▸ **ASSIGNED TASK**:
Reproduce every record exactly.

▸ **EXERCISE INPUTS**:
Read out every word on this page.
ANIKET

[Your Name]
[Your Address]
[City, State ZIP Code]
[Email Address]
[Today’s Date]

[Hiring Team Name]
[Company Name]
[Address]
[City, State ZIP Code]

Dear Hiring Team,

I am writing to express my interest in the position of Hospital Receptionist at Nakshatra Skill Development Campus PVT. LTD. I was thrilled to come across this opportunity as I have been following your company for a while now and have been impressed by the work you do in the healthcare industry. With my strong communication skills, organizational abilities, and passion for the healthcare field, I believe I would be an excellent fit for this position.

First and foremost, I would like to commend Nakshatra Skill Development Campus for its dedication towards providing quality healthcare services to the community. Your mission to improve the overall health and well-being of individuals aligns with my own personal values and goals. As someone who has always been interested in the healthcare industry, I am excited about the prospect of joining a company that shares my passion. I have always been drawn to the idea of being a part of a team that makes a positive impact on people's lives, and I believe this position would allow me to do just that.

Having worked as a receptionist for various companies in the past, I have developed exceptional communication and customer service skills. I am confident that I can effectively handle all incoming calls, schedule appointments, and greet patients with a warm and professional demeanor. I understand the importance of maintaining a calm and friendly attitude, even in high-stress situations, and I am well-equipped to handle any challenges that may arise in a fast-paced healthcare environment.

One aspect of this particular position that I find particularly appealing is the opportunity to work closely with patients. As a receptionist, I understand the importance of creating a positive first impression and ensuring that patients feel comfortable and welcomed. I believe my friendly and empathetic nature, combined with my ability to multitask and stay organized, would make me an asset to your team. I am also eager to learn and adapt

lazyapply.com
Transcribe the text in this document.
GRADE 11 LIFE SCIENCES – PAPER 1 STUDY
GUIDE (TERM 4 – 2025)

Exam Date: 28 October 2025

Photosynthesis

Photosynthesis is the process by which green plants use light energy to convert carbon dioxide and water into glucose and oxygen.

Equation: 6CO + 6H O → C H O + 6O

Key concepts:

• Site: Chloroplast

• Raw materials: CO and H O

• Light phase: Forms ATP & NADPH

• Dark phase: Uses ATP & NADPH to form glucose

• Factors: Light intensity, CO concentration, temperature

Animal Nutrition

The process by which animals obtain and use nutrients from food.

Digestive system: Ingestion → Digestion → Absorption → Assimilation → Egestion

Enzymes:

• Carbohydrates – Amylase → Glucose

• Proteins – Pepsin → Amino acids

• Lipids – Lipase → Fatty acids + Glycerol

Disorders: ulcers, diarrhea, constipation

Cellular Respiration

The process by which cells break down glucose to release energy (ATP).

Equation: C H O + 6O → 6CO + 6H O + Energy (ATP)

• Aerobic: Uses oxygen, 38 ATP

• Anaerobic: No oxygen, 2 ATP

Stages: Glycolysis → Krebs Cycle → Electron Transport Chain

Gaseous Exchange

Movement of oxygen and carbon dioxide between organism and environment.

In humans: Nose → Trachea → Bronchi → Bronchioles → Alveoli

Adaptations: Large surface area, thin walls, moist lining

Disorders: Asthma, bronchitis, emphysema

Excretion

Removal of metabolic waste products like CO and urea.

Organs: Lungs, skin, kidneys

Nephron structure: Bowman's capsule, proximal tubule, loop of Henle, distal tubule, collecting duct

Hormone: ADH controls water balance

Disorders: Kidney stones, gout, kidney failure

▸ **TASK RESULT**:
Read out every word on this page.
ANIKET

[Your Name]
[Your Address]
[City, State ZIP Code]
[Email Address]
[Today’s Date]

[Hiring Team Name]
[Company Name]
[Address]
[City, State ZIP Code]

Dear Hiring Team,

I am writing to express my interest in the position of Hospital Receptionist at Nakshatra Skill Development Campus PVT. LTD. I was thrilled to come across this opportunity as I have been following your company for a while now and have been impressed by the work you do in the healthcare industry. With my strong communication skills, organizational abilities, and passion for the healthcare field, I believe I would be an excellent fit for this position.

First and foremost, I would like to commend Nakshatra Skill Development Campus for its dedication towards providing quality healthcare services to the community. Your mission to improve the overall health and well-being of individuals aligns with my own personal values and goals. As someone who has always been interested in the healthcare industry, I am excited about the prospect of joining a company that shares my passion. I have always been drawn to the idea of being a part of a team that makes a positive impact on people's lives, and I believe this position would allow me to do just that.

Having worked as a receptionist for various companies in the past, I have developed exceptional communication and customer service skills. I am confident that I can effectively handle all incoming calls, schedule appointments, and greet patients with a warm and professional demeanor. I understand the importance of maintaining a calm and friendly attitude, even in high-stress situations, and I am well-equipped to handle any challenges that may arise in a fast-paced healthcare environment.

One aspect of this particular position that I find particularly appealing is the opportunity to work closely with patients. As a receptionist, I understand the importance of creating a positive first impression and ensuring that patients feel comfortable and welcomed. I believe my friendly and empathetic nature, combined with my ability to multitask and stay organized, would make me an asset to your team. I am also eager to learn and adapt

lazyapply.com
Transcribe the text in this document.
GRADE 11 LIFE SCIENCES – PAPER 1 STUDY
GUIDE (TERM 4 – 2025)

Exam Date: 28 October 2025

Photosynthesis

Photosynthesis is the process by which green plants use light energy to convert carbon dioxide and water into glucose and oxygen.

Equation: 6CO + 6H O → C H O + 6O

Key concepts:

• Site: Chloroplast

• Raw materials: CO and H O

• Light phase: Forms ATP & NADPH

• Dark phase: Uses ATP & NADPH to form glucose

• Factors: Light intensity, CO concentration, temperature

Animal Nutrition

The process by which animals obtain and use nutrients from food.

Digestive system: Ingestion → Digestion → Absorption → Assimilation → Egestion

Enzymes:

• Carbohydrates – Amylase → Glucose

• Proteins – Pepsin → Amino acids

• Lipids – Lipase → Fatty acids + Glycerol

Disorders: ulcers, diarrhea, constipation

Cellular Respiration

The process by which cells break down glucose to release energy (ATP).

Equation: C H O + 6O → 6CO + 6H O + Energy (ATP)

• Aerobic: Uses oxygen, 38 ATP

• Anaerobic: No oxygen, 2 ATP

Stages: Glycolysis → Krebs Cycle → Electron Transport Chain

Gaseous Exchange

Movement of oxygen and carbon dioxide between organism and environment.

In humans: Nose → Trachea → Bronchi → Bronchioles → Alveoli

Adaptations: Large surface area, thin walls, moist lining

Disorders: Asthma, bronchitis, emphysema

Excretion

Removal of metabolic waste products like CO and urea.

Organs: Lungs, skin, kidneys

Nephron structure: Bowman's capsule, proximal tubule, loop of Henle, distal tubule, collecting duct

Hormone: ADH controls water balance

Disorders: Kidney stones, gout, kidney failure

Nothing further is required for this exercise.